What the exercise asks:
Count the lines below that contain the word "color", and give only that number.

Supplied data:
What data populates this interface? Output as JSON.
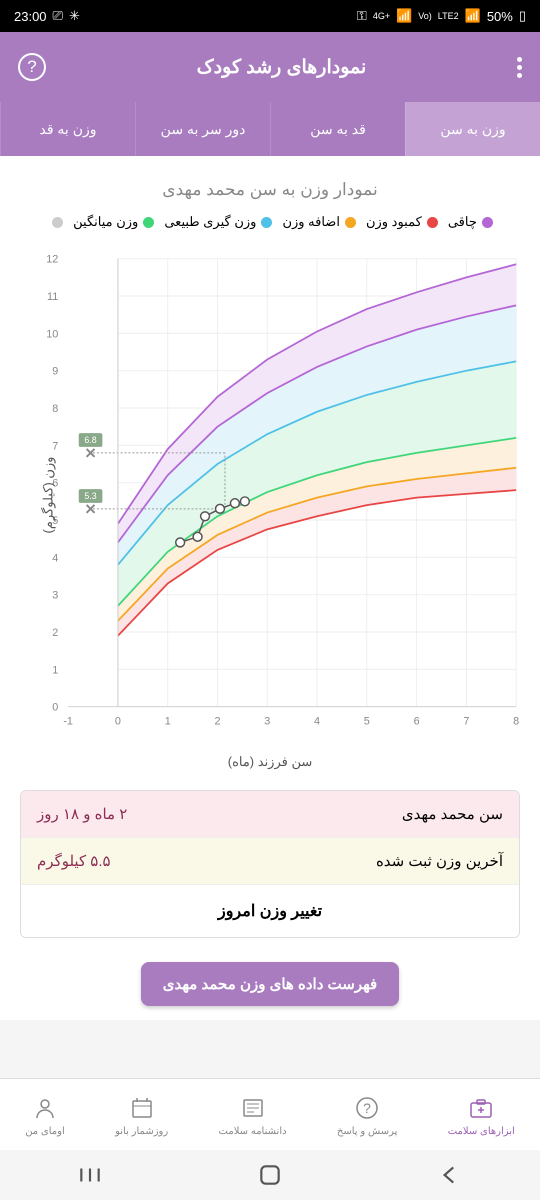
{
  "status": {
    "time": "23:00",
    "battery": "50%",
    "net1": "4G+",
    "net2": "Vo)",
    "net3": "LTE2"
  },
  "header": {
    "title": "نمودارهای رشد کودک"
  },
  "tabs": [
    {
      "label": "وزن به سن",
      "active": true
    },
    {
      "label": "قد به سن",
      "active": false
    },
    {
      "label": "دور سر به سن",
      "active": false
    },
    {
      "label": "وزن به قد",
      "active": false
    }
  ],
  "chart": {
    "title": "نمودار وزن به سن محمد مهدی",
    "y_label": "وزن (کیلوگرم)",
    "x_label": "سن فرزند (ماه)",
    "legend": [
      {
        "label": "چاقی",
        "color": "#b565d6"
      },
      {
        "label": "کمبود وزن",
        "color": "#e84545"
      },
      {
        "label": "اضافه وزن",
        "color": "#f5a623"
      },
      {
        "label": "وزن گیری طبیعی",
        "color": "#4fc0e8"
      },
      {
        "label": "وزن میانگین",
        "color": "#3fd67a"
      },
      {
        "label": "",
        "color": "#cccccc"
      }
    ],
    "y_ticks": [
      0,
      1,
      2,
      3,
      4,
      5,
      6,
      7,
      8,
      9,
      10,
      11,
      12
    ],
    "x_ticks": [
      -1,
      0,
      1,
      2,
      3,
      4,
      5,
      6,
      7,
      8
    ],
    "xlim": [
      -1,
      8
    ],
    "ylim": [
      0,
      12
    ],
    "bands": [
      {
        "color": "#e84545",
        "fill": "#fce4e4",
        "y_start": [
          1.9,
          3.3,
          4.2,
          4.75,
          5.1,
          5.4,
          5.6,
          5.7,
          5.8
        ]
      },
      {
        "color": "#f5a623",
        "fill": "#fdf0dc",
        "y_start": [
          2.3,
          3.7,
          4.6,
          5.2,
          5.6,
          5.9,
          6.1,
          6.25,
          6.4
        ]
      },
      {
        "color": "#3fd67a",
        "fill": "#e2f8ea",
        "y_start": [
          2.7,
          4.15,
          5.1,
          5.75,
          6.2,
          6.55,
          6.8,
          7.0,
          7.2
        ]
      },
      {
        "color": "#4fc0e8",
        "fill": "#e3f4fb",
        "y_start": [
          3.8,
          5.4,
          6.5,
          7.3,
          7.9,
          8.35,
          8.7,
          9.0,
          9.25
        ]
      },
      {
        "color": "#b565d6",
        "fill": "#f2e6f8",
        "y_start": [
          4.4,
          6.2,
          7.5,
          8.4,
          9.1,
          9.65,
          10.1,
          10.45,
          10.75
        ]
      },
      {
        "color": "#b565d6",
        "fill": "none",
        "y_start": [
          4.9,
          6.9,
          8.3,
          9.3,
          10.05,
          10.65,
          11.1,
          11.5,
          11.85
        ]
      }
    ],
    "data_points": [
      {
        "x": 1.25,
        "y": 4.4
      },
      {
        "x": 1.6,
        "y": 4.55
      },
      {
        "x": 1.75,
        "y": 5.1
      },
      {
        "x": 2.05,
        "y": 5.3
      },
      {
        "x": 2.35,
        "y": 5.45
      },
      {
        "x": 2.55,
        "y": 5.5
      }
    ],
    "markers": [
      {
        "x": -0.55,
        "y": 6.8,
        "label": "6.8",
        "bg": "#8aa88a"
      },
      {
        "x": -0.55,
        "y": 5.3,
        "label": "5.3",
        "bg": "#8aa88a"
      }
    ],
    "guide_v_x": 2.15,
    "guide_h_y": [
      5.3,
      6.8
    ]
  },
  "info": {
    "age_label": "سن محمد مهدی",
    "age_value": "۲ ماه و ۱۸ روز",
    "weight_label": "آخرین وزن ثبت شده",
    "weight_value": "۵.۵ کیلوگرم",
    "action": "تغییر وزن امروز"
  },
  "data_button": "فهرست داده های وزن محمد مهدی",
  "nav": [
    {
      "label": "ابزارهای سلامت",
      "active": true,
      "icon": "kit"
    },
    {
      "label": "پرسش و پاسخ",
      "active": false,
      "icon": "qa"
    },
    {
      "label": "دانشنامه سلامت",
      "active": false,
      "icon": "news"
    },
    {
      "label": "روزشمار بانو",
      "active": false,
      "icon": "cal"
    },
    {
      "label": "اومای من",
      "active": false,
      "icon": "user"
    }
  ]
}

Task output:
12